--- START OF Data rows ---

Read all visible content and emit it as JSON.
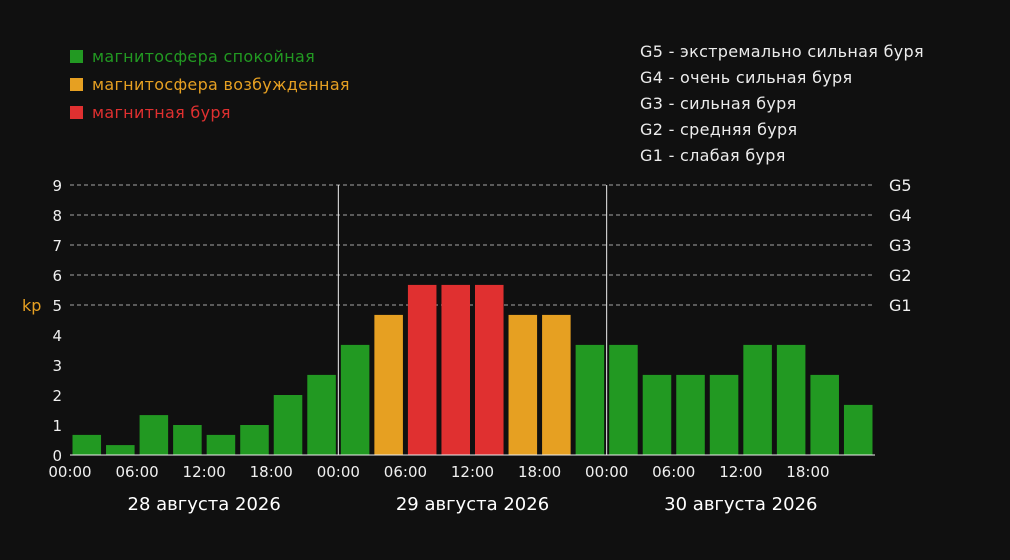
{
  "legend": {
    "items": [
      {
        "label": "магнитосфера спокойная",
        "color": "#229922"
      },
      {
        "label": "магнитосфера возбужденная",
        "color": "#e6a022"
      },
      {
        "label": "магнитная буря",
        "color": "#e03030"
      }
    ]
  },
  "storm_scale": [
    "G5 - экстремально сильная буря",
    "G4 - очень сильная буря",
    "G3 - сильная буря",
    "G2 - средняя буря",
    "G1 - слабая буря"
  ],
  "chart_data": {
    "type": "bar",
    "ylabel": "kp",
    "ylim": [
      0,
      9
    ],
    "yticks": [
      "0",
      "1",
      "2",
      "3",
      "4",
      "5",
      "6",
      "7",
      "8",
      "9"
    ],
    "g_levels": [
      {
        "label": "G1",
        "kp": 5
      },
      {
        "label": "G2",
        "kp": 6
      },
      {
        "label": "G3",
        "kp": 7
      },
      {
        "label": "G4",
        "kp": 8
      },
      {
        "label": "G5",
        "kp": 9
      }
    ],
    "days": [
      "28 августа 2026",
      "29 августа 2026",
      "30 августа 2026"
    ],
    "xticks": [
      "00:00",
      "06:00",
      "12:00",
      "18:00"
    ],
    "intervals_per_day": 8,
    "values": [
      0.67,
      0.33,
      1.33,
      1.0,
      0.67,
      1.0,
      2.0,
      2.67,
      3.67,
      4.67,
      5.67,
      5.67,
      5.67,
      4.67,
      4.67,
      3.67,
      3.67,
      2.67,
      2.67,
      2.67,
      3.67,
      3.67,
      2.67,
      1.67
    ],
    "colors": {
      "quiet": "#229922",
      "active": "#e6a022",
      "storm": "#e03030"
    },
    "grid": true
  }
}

--- END OF Data rows ---
--- START OF Data rows ---

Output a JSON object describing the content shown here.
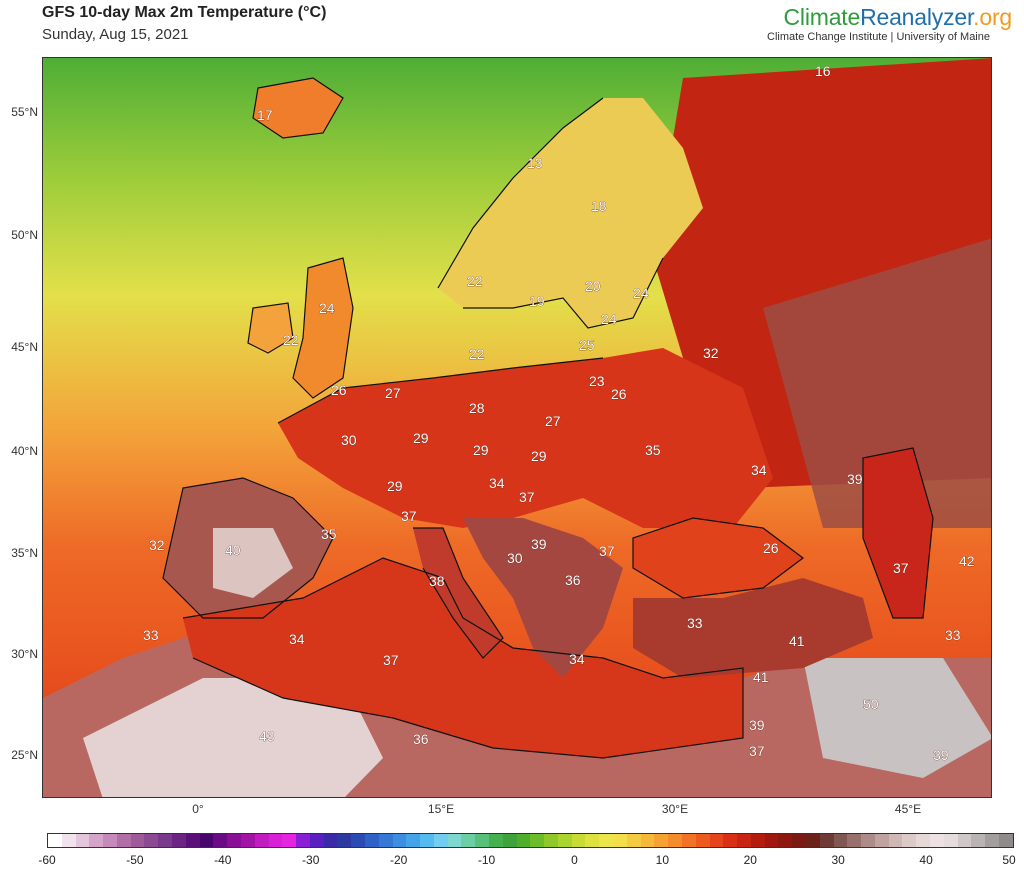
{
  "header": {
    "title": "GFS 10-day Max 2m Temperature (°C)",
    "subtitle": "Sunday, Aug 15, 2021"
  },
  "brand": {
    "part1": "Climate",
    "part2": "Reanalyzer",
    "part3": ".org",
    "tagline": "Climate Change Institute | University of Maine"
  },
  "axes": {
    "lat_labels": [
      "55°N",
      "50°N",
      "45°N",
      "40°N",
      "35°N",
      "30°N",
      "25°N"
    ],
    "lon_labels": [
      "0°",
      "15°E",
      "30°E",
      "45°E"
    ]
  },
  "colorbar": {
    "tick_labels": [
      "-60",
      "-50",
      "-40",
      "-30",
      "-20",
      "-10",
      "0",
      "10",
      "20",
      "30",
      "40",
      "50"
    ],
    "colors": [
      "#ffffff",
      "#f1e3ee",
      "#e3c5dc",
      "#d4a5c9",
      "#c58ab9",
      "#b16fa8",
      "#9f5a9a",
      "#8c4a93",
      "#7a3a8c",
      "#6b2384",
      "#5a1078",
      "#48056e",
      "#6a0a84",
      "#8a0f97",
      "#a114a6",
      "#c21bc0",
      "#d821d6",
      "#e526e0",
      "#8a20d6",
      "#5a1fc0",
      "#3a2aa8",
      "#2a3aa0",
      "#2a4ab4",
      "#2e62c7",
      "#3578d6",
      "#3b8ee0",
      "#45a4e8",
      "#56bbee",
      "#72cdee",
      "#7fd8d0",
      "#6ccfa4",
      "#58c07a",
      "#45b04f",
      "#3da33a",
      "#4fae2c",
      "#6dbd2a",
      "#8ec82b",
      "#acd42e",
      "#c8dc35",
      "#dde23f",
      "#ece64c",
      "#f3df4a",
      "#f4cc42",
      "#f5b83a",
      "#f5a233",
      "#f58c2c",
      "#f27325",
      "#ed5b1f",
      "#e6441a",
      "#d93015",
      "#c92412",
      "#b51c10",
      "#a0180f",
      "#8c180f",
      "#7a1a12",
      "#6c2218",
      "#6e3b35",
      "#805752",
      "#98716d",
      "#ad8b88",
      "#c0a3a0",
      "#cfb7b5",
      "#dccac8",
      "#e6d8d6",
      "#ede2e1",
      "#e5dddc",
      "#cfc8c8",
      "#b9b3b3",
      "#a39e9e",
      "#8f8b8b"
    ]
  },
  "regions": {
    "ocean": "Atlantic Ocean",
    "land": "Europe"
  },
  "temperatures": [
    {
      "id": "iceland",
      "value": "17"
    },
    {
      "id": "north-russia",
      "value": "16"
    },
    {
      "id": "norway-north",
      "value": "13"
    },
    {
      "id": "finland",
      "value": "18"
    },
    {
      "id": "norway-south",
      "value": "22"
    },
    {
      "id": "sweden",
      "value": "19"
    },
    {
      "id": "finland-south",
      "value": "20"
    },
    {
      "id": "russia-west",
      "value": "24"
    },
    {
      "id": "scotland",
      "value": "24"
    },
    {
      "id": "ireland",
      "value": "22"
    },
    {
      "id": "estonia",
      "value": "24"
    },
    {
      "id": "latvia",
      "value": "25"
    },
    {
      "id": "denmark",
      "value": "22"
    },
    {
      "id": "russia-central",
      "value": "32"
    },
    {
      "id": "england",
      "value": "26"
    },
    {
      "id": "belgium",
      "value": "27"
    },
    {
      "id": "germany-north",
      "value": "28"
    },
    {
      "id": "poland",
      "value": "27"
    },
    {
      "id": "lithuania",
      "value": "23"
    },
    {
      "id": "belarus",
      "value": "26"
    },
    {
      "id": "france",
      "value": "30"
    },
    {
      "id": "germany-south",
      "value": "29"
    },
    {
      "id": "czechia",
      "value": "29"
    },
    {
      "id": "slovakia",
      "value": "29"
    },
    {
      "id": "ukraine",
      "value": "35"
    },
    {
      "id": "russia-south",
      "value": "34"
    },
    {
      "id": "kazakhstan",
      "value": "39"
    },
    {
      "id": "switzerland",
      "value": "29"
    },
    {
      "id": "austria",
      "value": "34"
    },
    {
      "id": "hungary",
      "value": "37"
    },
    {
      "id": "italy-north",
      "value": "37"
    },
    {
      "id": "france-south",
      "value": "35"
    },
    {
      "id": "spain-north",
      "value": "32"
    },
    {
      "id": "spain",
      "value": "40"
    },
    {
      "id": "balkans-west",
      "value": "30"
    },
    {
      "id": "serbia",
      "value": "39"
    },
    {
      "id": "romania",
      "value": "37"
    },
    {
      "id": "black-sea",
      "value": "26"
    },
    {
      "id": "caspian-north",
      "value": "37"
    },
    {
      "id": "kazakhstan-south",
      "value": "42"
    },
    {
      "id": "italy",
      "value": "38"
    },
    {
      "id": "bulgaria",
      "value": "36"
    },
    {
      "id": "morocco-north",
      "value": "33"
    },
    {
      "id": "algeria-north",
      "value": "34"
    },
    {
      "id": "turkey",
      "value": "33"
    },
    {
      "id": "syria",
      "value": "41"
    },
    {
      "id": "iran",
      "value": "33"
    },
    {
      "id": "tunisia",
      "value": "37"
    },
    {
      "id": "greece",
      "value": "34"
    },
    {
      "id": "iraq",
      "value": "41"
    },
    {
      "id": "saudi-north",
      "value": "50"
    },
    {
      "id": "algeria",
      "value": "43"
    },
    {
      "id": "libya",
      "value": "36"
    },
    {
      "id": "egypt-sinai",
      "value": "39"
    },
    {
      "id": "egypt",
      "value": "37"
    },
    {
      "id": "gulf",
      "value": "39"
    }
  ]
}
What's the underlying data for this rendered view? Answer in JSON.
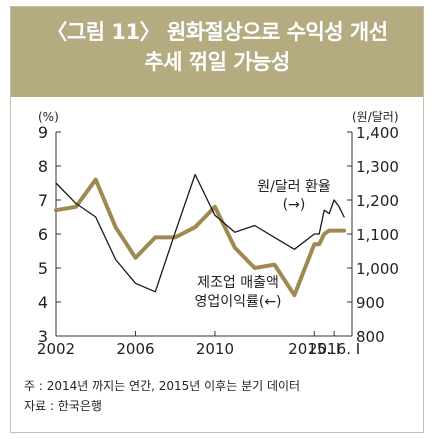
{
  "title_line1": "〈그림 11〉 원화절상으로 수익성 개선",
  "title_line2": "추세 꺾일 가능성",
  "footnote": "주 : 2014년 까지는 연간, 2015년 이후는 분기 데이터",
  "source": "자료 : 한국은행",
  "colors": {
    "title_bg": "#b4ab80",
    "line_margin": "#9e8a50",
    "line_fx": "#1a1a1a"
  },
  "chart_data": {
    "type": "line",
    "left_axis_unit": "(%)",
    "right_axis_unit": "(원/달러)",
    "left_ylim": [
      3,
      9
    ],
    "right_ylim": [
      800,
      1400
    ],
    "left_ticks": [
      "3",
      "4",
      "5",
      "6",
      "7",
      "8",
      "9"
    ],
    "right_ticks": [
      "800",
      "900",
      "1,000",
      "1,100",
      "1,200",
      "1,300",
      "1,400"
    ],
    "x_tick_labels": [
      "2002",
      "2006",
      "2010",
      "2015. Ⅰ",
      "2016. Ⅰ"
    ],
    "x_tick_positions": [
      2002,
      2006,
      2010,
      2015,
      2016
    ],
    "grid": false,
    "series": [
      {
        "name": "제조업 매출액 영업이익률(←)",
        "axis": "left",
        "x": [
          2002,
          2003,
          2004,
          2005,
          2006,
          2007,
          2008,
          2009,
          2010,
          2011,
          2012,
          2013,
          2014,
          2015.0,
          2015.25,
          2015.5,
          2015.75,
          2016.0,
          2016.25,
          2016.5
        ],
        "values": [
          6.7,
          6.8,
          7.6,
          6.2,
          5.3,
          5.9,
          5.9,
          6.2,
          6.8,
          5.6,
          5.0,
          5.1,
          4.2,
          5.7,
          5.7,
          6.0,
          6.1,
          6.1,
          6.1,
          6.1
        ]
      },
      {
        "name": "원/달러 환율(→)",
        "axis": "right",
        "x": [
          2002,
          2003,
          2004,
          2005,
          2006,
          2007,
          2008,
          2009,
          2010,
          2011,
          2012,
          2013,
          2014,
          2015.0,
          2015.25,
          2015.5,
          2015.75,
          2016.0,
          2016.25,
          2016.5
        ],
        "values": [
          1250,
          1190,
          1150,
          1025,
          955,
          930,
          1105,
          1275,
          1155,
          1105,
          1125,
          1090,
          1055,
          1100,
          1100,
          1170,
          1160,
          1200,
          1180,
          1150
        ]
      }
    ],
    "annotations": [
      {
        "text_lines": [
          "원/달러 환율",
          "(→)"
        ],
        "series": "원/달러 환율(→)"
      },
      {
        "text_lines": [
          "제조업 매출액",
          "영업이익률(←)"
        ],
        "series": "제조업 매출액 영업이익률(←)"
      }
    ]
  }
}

--- END OF Data rows ---

### Written exercise:
Each line in the entries above that includes the string "сильная" should be extracted.

### Response below:
    "G5 - экстремально сильная буря",
    "G4 - очень сильная буря",
    "G3 - сильная буря",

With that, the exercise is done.